#### [Task brief]
Set the records down again in full, exactly as they are, apart from the images.

[Data extracted from a collection]

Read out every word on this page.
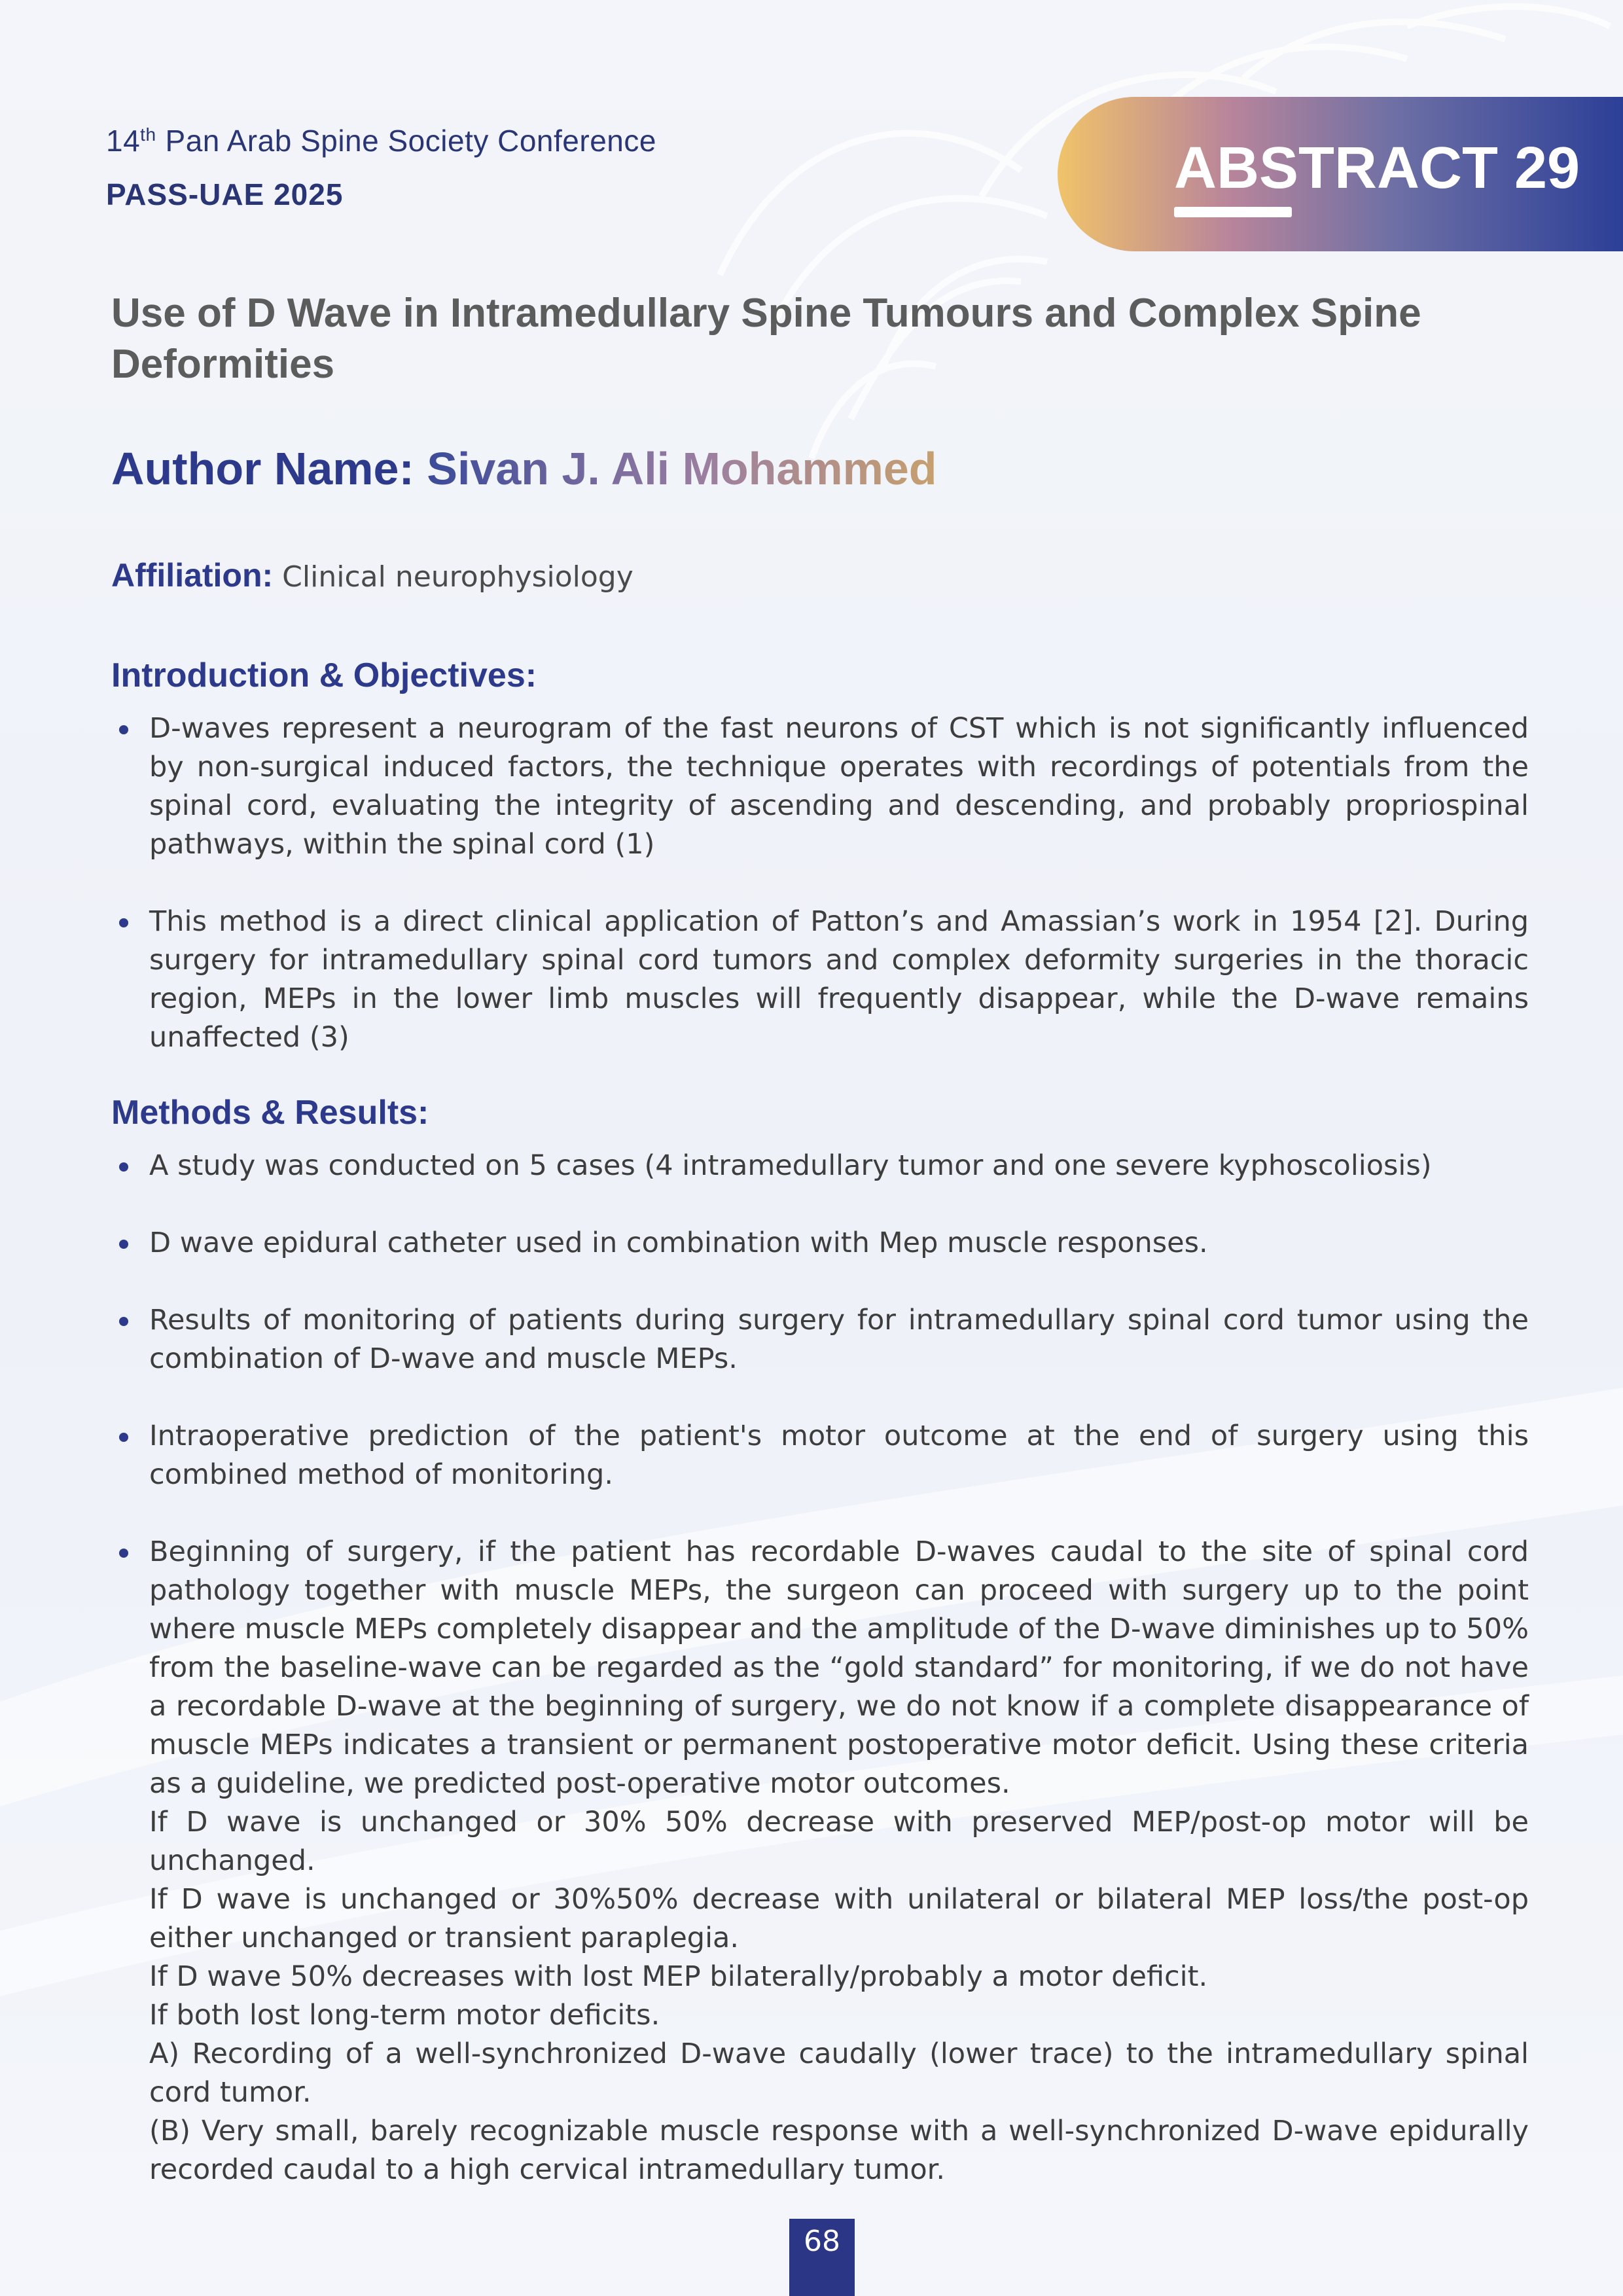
14th Pan Arab Spine Society Conference
PASS-UAE 2025	ABSTRACT 29
Use of D Wave in Intramedullary Spine Tumours and Complex Spine Deformities
Author Name: Sivan J. Ali Mohammed
Affiliation: Clinical neurophysiology
Introduction & Objectives:
D-waves represent a neurogram of the fast neurons of CST which is not significantly influenced by non-surgical induced factors, the technique operates with recordings of potentials from the spinal cord, evaluating the integrity of ascending and descending, and probably propriospinal pathways, within the spinal cord (1)
This method is a direct clinical application of Patton’s and Amassian’s work in 1954 [2]. During surgery for intramedullary spinal cord tumors and complex deformity surgeries in the thoracic region, MEPs in the lower limb muscles will frequently disappear, while the D-wave remains unaffected (3)
Methods & Results:
A study was conducted on 5 cases (4 intramedullary tumor and one severe kyphoscoliosis)
D wave epidural catheter used in combination with Mep muscle responses.
Results of monitoring of patients during surgery for intramedullary spinal cord tumor using the combination of D-wave and muscle MEPs.
Intraoperative prediction of the patient's motor outcome at the end of surgery using this combined method of monitoring.
Beginning of surgery, if the patient has recordable D-waves caudal to the site of spinal cord pathology together with muscle MEPs, the surgeon can proceed with surgery up to the point where muscle MEPs completely disappear and the amplitude of the D-wave diminishes up to 50% from the baseline-wave can be regarded as the “gold standard” for monitoring, if we do not have a recordable D-wave at the beginning of surgery, we do not know if a complete disappearance of muscle MEPs indicates a transient or permanent postoperative motor deficit. Using these criteria as a guideline, we predicted post-operative motor outcomes.
If D wave is unchanged or 30% 50% decrease with preserved MEP/post-op motor will be unchanged.
If D wave is unchanged or 30%50% decrease with unilateral or bilateral MEP loss/the post-op either unchanged or transient paraplegia.
If D wave 50% decreases with lost MEP bilaterally/probably a motor deficit.
If both lost long-term motor deficits.
A) Recording of a well-synchronized D-wave caudally (lower trace) to the intramedullary spinal cord tumor.
(B) Very small, barely recognizable muscle response with a well-synchronized D-wave epidurally recorded caudal to a high cervical intramedullary tumor.
68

#### [Output]
Read out every word on this page.
14th Pan Arab Spine Society Conference
PASS-UAE 2025	ABSTRACT 29
Use of D Wave in Intramedullary Spine Tumours and Complex Spine Deformities
Author Name: Sivan J. Ali Mohammed
Affiliation: Clinical neurophysiology
Introduction & Objectives:
D-waves represent a neurogram of the fast neurons of CST which is not significantly influenced by non-surgical induced factors, the technique operates with recordings of potentials from the spinal cord, evaluating the integrity of ascending and descending, and probably propriospinal pathways, within the spinal cord (1)
This method is a direct clinical application of Patton’s and Amassian’s work in 1954 [2]. During surgery for intramedullary spinal cord tumors and complex deformity surgeries in the thoracic region, MEPs in the lower limb muscles will frequently disappear, while the D-wave remains unaffected (3)
Methods & Results:
A study was conducted on 5 cases (4 intramedullary tumor and one severe kyphoscoliosis)
D wave epidural catheter used in combination with Mep muscle responses.
Results of monitoring of patients during surgery for intramedullary spinal cord tumor using the combination of D-wave and muscle MEPs.
Intraoperative prediction of the patient's motor outcome at the end of surgery using this combined method of monitoring.
Beginning of surgery, if the patient has recordable D-waves caudal to the site of spinal cord pathology together with muscle MEPs, the surgeon can proceed with surgery up to the point where muscle MEPs completely disappear and the amplitude of the D-wave diminishes up to 50% from the baseline-wave can be regarded as the “gold standard” for monitoring, if we do not have a recordable D-wave at the beginning of surgery, we do not know if a complete disappearance of muscle MEPs indicates a transient or permanent postoperative motor deficit. Using these criteria as a guideline, we predicted post-operative motor outcomes.
If D wave is unchanged or 30% 50% decrease with preserved MEP/post-op motor will be unchanged.
If D wave is unchanged or 30%50% decrease with unilateral or bilateral MEP loss/the post-op either unchanged or transient paraplegia.
If D wave 50% decreases with lost MEP bilaterally/probably a motor deficit.
If both lost long-term motor deficits.
A) Recording of a well-synchronized D-wave caudally (lower trace) to the intramedullary spinal cord tumor.
(B) Very small, barely recognizable muscle response with a well-synchronized D-wave epidurally recorded caudal to a high cervical intramedullary tumor.
68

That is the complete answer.